Short exercise =
Repeat the records below exactly as they appear.

----------

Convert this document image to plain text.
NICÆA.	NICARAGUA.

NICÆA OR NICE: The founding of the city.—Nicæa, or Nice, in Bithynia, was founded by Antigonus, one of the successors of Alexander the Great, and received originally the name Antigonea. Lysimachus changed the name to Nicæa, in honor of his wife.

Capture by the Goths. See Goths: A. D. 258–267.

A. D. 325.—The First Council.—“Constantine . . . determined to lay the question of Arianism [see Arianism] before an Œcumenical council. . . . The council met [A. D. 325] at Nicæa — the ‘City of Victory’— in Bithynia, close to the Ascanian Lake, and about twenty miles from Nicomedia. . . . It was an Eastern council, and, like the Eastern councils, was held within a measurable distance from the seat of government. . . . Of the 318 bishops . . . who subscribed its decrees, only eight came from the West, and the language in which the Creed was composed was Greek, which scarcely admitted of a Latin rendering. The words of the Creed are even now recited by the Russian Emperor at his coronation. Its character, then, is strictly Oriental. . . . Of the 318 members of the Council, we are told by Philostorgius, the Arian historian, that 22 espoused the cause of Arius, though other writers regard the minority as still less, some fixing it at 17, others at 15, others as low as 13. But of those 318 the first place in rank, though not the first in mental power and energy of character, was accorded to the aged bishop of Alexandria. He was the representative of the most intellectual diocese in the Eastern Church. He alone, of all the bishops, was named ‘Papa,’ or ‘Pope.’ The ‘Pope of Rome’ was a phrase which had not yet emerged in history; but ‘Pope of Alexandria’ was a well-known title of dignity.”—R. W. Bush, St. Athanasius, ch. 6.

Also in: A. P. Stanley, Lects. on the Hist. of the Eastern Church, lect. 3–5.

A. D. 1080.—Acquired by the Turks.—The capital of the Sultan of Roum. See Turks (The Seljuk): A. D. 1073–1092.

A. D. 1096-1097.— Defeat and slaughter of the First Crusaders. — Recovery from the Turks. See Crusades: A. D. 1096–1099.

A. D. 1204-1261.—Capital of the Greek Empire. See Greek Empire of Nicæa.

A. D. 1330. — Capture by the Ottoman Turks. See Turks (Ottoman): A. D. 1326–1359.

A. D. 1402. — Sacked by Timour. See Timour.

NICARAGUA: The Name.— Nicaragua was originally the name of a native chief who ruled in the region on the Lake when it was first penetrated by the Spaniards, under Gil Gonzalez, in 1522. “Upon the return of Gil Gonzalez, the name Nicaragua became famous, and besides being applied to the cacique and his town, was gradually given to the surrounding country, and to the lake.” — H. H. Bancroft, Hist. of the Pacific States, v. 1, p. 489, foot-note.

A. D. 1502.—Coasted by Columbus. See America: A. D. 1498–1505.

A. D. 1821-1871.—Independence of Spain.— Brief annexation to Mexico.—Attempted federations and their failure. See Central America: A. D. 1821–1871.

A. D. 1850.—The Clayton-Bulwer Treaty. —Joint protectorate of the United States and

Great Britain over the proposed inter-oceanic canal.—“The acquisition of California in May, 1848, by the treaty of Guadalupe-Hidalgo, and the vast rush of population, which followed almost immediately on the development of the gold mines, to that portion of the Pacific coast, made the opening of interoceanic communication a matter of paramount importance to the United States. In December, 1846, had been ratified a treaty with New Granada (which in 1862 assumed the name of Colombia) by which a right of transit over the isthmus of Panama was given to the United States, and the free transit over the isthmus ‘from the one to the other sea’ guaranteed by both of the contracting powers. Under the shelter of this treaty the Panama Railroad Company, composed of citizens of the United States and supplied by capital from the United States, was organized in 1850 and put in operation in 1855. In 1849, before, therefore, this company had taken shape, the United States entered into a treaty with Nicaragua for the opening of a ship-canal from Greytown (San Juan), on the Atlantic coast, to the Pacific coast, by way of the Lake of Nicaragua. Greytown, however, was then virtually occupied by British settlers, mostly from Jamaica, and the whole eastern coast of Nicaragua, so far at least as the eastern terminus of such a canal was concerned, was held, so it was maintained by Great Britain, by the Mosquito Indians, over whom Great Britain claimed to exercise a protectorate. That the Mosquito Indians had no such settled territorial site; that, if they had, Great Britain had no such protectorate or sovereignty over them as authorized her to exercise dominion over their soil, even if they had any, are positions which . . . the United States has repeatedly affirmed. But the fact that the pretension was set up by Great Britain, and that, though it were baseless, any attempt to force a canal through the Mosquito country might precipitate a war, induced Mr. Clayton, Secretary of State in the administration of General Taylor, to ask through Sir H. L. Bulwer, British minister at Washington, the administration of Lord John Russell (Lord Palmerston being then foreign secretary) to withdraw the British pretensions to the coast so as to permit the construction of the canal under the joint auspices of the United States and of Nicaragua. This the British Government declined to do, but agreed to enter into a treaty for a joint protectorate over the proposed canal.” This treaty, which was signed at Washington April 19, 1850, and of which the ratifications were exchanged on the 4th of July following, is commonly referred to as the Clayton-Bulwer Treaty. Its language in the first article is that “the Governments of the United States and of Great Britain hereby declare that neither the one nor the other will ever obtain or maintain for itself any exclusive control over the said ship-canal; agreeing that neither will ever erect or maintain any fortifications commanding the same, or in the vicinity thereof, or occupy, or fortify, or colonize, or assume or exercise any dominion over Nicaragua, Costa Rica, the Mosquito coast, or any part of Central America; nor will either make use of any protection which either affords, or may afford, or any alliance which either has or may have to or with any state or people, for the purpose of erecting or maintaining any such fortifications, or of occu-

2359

----------

Final result =
Convert this document image to plain text.
NICÆA.	NICARAGUA.

NICÆA OR NICE: The founding of the city.—Nicæa, or Nice, in Bithynia, was founded by Antigonus, one of the successors of Alexander the Great, and received originally the name Antigonea. Lysimachus changed the name to Nicæa, in honor of his wife.

Capture by the Goths. See Goths: A. D. 258–267.

A. D. 325.—The First Council.—“Constantine . . . determined to lay the question of Arianism [see Arianism] before an Œcumenical council. . . . The council met [A. D. 325] at Nicæa — the ‘City of Victory’— in Bithynia, close to the Ascanian Lake, and about twenty miles from Nicomedia. . . . It was an Eastern council, and, like the Eastern councils, was held within a measurable distance from the seat of government. . . . Of the 318 bishops . . . who subscribed its decrees, only eight came from the West, and the language in which the Creed was composed was Greek, which scarcely admitted of a Latin rendering. The words of the Creed are even now recited by the Russian Emperor at his coronation. Its character, then, is strictly Oriental. . . . Of the 318 members of the Council, we are told by Philostorgius, the Arian historian, that 22 espoused the cause of Arius, though other writers regard the minority as still less, some fixing it at 17, others at 15, others as low as 13. But of those 318 the first place in rank, though not the first in mental power and energy of character, was accorded to the aged bishop of Alexandria. He was the representative of the most intellectual diocese in the Eastern Church. He alone, of all the bishops, was named ‘Papa,’ or ‘Pope.’ The ‘Pope of Rome’ was a phrase which had not yet emerged in history; but ‘Pope of Alexandria’ was a well-known title of dignity.”—R. W. Bush, St. Athanasius, ch. 6.

Also in: A. P. Stanley, Lects. on the Hist. of the Eastern Church, lect. 3–5.

A. D. 1080.—Acquired by the Turks.—The capital of the Sultan of Roum. See Turks (The Seljuk): A. D. 1073–1092.

A. D. 1096-1097.— Defeat and slaughter of the First Crusaders. — Recovery from the Turks. See Crusades: A. D. 1096–1099.

A. D. 1204-1261.—Capital of the Greek Empire. See Greek Empire of Nicæa.

A. D. 1330. — Capture by the Ottoman Turks. See Turks (Ottoman): A. D. 1326–1359.

A. D. 1402. — Sacked by Timour. See Timour.

NICARAGUA: The Name.— Nicaragua was originally the name of a native chief who ruled in the region on the Lake when it was first penetrated by the Spaniards, under Gil Gonzalez, in 1522. “Upon the return of Gil Gonzalez, the name Nicaragua became famous, and besides being applied to the cacique and his town, was gradually given to the surrounding country, and to the lake.” — H. H. Bancroft, Hist. of the Pacific States, v. 1, p. 489, foot-note.

A. D. 1502.—Coasted by Columbus. See America: A. D. 1498–1505.

A. D. 1821-1871.—Independence of Spain.— Brief annexation to Mexico.—Attempted federations and their failure. See Central America: A. D. 1821–1871.

A. D. 1850.—The Clayton-Bulwer Treaty. —Joint protectorate of the United States and

Great Britain over the proposed inter-oceanic canal.—“The acquisition of California in May, 1848, by the treaty of Guadalupe-Hidalgo, and the vast rush of population, which followed almost immediately on the development of the gold mines, to that portion of the Pacific coast, made the opening of interoceanic communication a matter of paramount importance to the United States. In December, 1846, had been ratified a treaty with New Granada (which in 1862 assumed the name of Colombia) by which a right of transit over the isthmus of Panama was given to the United States, and the free transit over the isthmus ‘from the one to the other sea’ guaranteed by both of the contracting powers. Under the shelter of this treaty the Panama Railroad Company, composed of citizens of the United States and supplied by capital from the United States, was organized in 1850 and put in operation in 1855. In 1849, before, therefore, this company had taken shape, the United States entered into a treaty with Nicaragua for the opening of a ship-canal from Greytown (San Juan), on the Atlantic coast, to the Pacific coast, by way of the Lake of Nicaragua. Greytown, however, was then virtually occupied by British settlers, mostly from Jamaica, and the whole eastern coast of Nicaragua, so far at least as the eastern terminus of such a canal was concerned, was held, so it was maintained by Great Britain, by the Mosquito Indians, over whom Great Britain claimed to exercise a protectorate. That the Mosquito Indians had no such settled territorial site; that, if they had, Great Britain had no such protectorate or sovereignty over them as authorized her to exercise dominion over their soil, even if they had any, are positions which . . . the United States has repeatedly affirmed. But the fact that the pretension was set up by Great Britain, and that, though it were baseless, any attempt to force a canal through the Mosquito country might precipitate a war, induced Mr. Clayton, Secretary of State in the administration of General Taylor, to ask through Sir H. L. Bulwer, British minister at Washington, the administration of Lord John Russell (Lord Palmerston being then foreign secretary) to withdraw the British pretensions to the coast so as to permit the construction of the canal under the joint auspices of the United States and of Nicaragua. This the British Government declined to do, but agreed to enter into a treaty for a joint protectorate over the proposed canal.” This treaty, which was signed at Washington April 19, 1850, and of which the ratifications were exchanged on the 4th of July following, is commonly referred to as the Clayton-Bulwer Treaty. Its language in the first article is that “the Governments of the United States and of Great Britain hereby declare that neither the one nor the other will ever obtain or maintain for itself any exclusive control over the said ship-canal; agreeing that neither will ever erect or maintain any fortifications commanding the same, or in the vicinity thereof, or occupy, or fortify, or colonize, or assume or exercise any dominion over Nicaragua, Costa Rica, the Mosquito coast, or any part of Central America; nor will either make use of any protection which either affords, or may afford, or any alliance which either has or may have to or with any state or people, for the purpose of erecting or maintaining any such fortifications, or of occu-

2359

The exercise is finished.